Records from a data collection

>> BEGIN

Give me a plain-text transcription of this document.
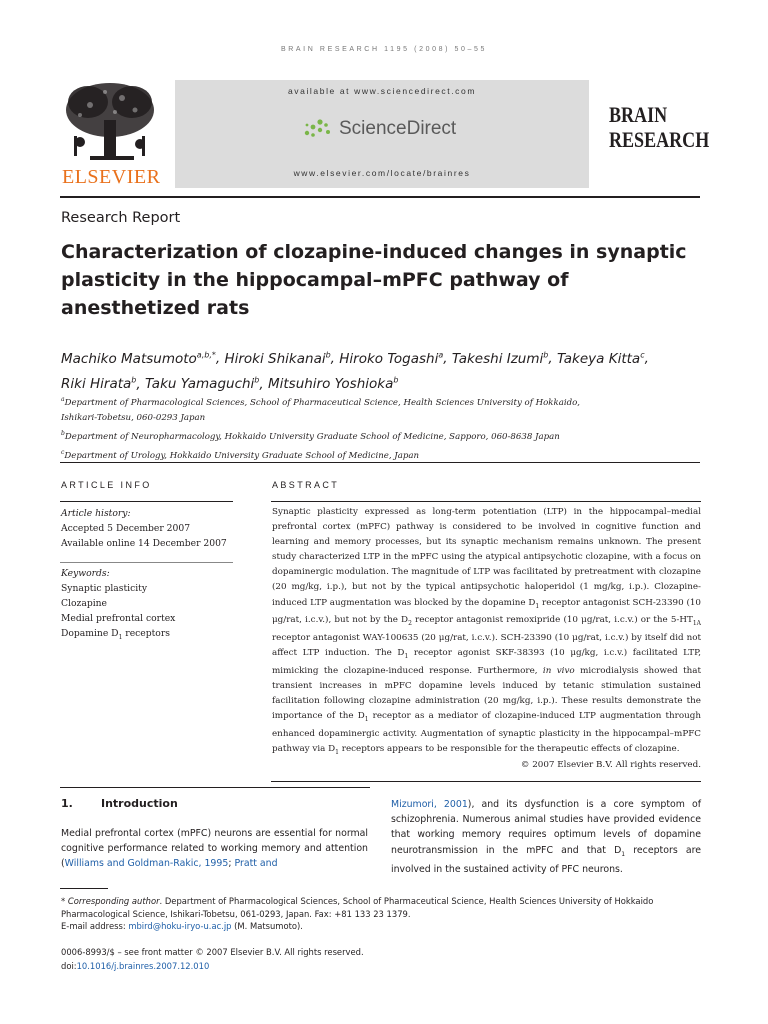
BRAIN RESEARCH 1195 (2008) 50–55
ELSEVIER
available at www.sciencedirect.com
ScienceDirect
www.elsevier.com/locate/brainres
BRAIN
RESEARCH
Research Report
Characterization of clozapine-induced changes in synaptic plasticity in the hippocampal–mPFC pathway of anesthetized rats
Machiko Matsumoto$^{a,b,*}$, Hiroki Shikanai$^b$, Hiroko Togashi$^a$, Takeshi Izumi$^b$, Takeya Kitta$^c$,
Riki Hirata$^b$, Taku Yamaguchi$^b$, Mitsuhiro Yoshioka$^b$
$^a$Department of Pharmacological Sciences, School of Pharmaceutical Science, Health Sciences University of Hokkaido,
Ishikari-Tobetsu, 060-0293 Japan
$^b$Department of Neuropharmacology, Hokkaido University Graduate School of Medicine, Sapporo, 060-8638 Japan
$^c$Department of Urology, Hokkaido University Graduate School of Medicine, Japan
ARTICLE INFO	ABSTRACT
Article history:
Accepted 5 December 2007
Available online 14 December 2007
Keywords:
Synaptic plasticity
Clozapine
Medial prefrontal cortex
Dopamine $D_1$ receptors
Synaptic plasticity expressed as long-term potentiation (LTP) in the hippocampal–medial prefrontal cortex (mPFC) pathway is considered to be involved in cognitive function and learning and memory processes, but its synaptic mechanism remains unknown. The present study characterized LTP in the mPFC using the atypical antipsychotic clozapine, with a focus on dopaminergic modulation. The magnitude of LTP was facilitated by pretreatment with clozapine (20 mg/kg, i.p.), but not by the typical antipsychotic haloperidol (1 mg/kg, i.p.). Clozapine-induced LTP augmentation was blocked by the dopamine $D_1$ receptor antagonist SCH-23390 (10 μg/rat, i.c.v.), but not by the $D_2$ receptor antagonist remoxipride (10 μg/rat, i.c.v.) or the $5-HT_{1A}$ receptor antagonist WAY-100635 (20 μg/rat, i.c.v.). SCH-23390 (10 μg/rat, i.c.v.) by itself did not affect LTP induction. The $D_1$ receptor agonist SKF-38393 (10 μg/kg, i.c.v.) facilitated LTP, mimicking the clozapine-induced response. Furthermore, in vivo microdialysis showed that transient increases in mPFC dopamine levels induced by tetanic stimulation sustained facilitation following clozapine administration (20 mg/kg, i.p.). These results demonstrate the importance of the $D_1$ receptor as a mediator of clozapine-induced LTP augmentation through enhanced dopaminergic activity. Augmentation of synaptic plasticity in the hippocampal–mPFC pathway via $D_1$ receptors appears to be responsible for the therapeutic effects of clozapine.
© 2007 Elsevier B.V. All rights reserved.
1.	Introduction
Medial prefrontal cortex (mPFC) neurons are essential for normal cognitive performance related to working memory and attention (Williams and Goldman-Rakic, 1995; Pratt and
Mizumori, 2001), and its dysfunction is a core symptom of schizophrenia. Numerous animal studies have provided evidence that working memory requires optimum levels of dopamine neurotransmission in the mPFC and that $D_1$ receptors are involved in the sustained activity of PFC neurons.
* Corresponding author. Department of Pharmacological Sciences, School of Pharmaceutical Science, Health Sciences University of Hokkaido Pharmacological Science, Ishikari-Tobetsu, 061-0293, Japan. Fax: +81 133 23 1379.
E-mail address: mbird@hoku-iryo-u.ac.jp (M. Matsumoto).
0006-8993/$ – see front matter © 2007 Elsevier B.V. All rights reserved.
doi:10.1016/j.brainres.2007.12.010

>> END

[Goal]
Print each record exactly as it stands, leaving the images out.

[The answer]
Give me a plain-text transcription of this document.
BRAIN RESEARCH 1195 (2008) 50–55
ELSEVIER
available at www.sciencedirect.com
ScienceDirect
www.elsevier.com/locate/brainres
BRAIN
RESEARCH
Research Report
Characterization of clozapine-induced changes in synaptic plasticity in the hippocampal–mPFC pathway of anesthetized rats
Machiko Matsumoto$^{a,b,*}$, Hiroki Shikanai$^b$, Hiroko Togashi$^a$, Takeshi Izumi$^b$, Takeya Kitta$^c$,
Riki Hirata$^b$, Taku Yamaguchi$^b$, Mitsuhiro Yoshioka$^b$
$^a$Department of Pharmacological Sciences, School of Pharmaceutical Science, Health Sciences University of Hokkaido,
Ishikari-Tobetsu, 060-0293 Japan
$^b$Department of Neuropharmacology, Hokkaido University Graduate School of Medicine, Sapporo, 060-8638 Japan
$^c$Department of Urology, Hokkaido University Graduate School of Medicine, Japan
ARTICLE INFO	ABSTRACT
Article history:
Accepted 5 December 2007
Available online 14 December 2007
Keywords:
Synaptic plasticity
Clozapine
Medial prefrontal cortex
Dopamine $D_1$ receptors
Synaptic plasticity expressed as long-term potentiation (LTP) in the hippocampal–medial prefrontal cortex (mPFC) pathway is considered to be involved in cognitive function and learning and memory processes, but its synaptic mechanism remains unknown. The present study characterized LTP in the mPFC using the atypical antipsychotic clozapine, with a focus on dopaminergic modulation. The magnitude of LTP was facilitated by pretreatment with clozapine (20 mg/kg, i.p.), but not by the typical antipsychotic haloperidol (1 mg/kg, i.p.). Clozapine-induced LTP augmentation was blocked by the dopamine $D_1$ receptor antagonist SCH-23390 (10 μg/rat, i.c.v.), but not by the $D_2$ receptor antagonist remoxipride (10 μg/rat, i.c.v.) or the $5-HT_{1A}$ receptor antagonist WAY-100635 (20 μg/rat, i.c.v.). SCH-23390 (10 μg/rat, i.c.v.) by itself did not affect LTP induction. The $D_1$ receptor agonist SKF-38393 (10 μg/kg, i.c.v.) facilitated LTP, mimicking the clozapine-induced response. Furthermore, in vivo microdialysis showed that transient increases in mPFC dopamine levels induced by tetanic stimulation sustained facilitation following clozapine administration (20 mg/kg, i.p.). These results demonstrate the importance of the $D_1$ receptor as a mediator of clozapine-induced LTP augmentation through enhanced dopaminergic activity. Augmentation of synaptic plasticity in the hippocampal–mPFC pathway via $D_1$ receptors appears to be responsible for the therapeutic effects of clozapine.
© 2007 Elsevier B.V. All rights reserved.
1.	Introduction
Medial prefrontal cortex (mPFC) neurons are essential for normal cognitive performance related to working memory and attention (Williams and Goldman-Rakic, 1995; Pratt and
Mizumori, 2001), and its dysfunction is a core symptom of schizophrenia. Numerous animal studies have provided evidence that working memory requires optimum levels of dopamine neurotransmission in the mPFC and that $D_1$ receptors are involved in the sustained activity of PFC neurons.
* Corresponding author. Department of Pharmacological Sciences, School of Pharmaceutical Science, Health Sciences University of Hokkaido Pharmacological Science, Ishikari-Tobetsu, 061-0293, Japan. Fax: +81 133 23 1379.
E-mail address: mbird@hoku-iryo-u.ac.jp (M. Matsumoto).
0006-8993/$ – see front matter © 2007 Elsevier B.V. All rights reserved.
doi:10.1016/j.brainres.2007.12.010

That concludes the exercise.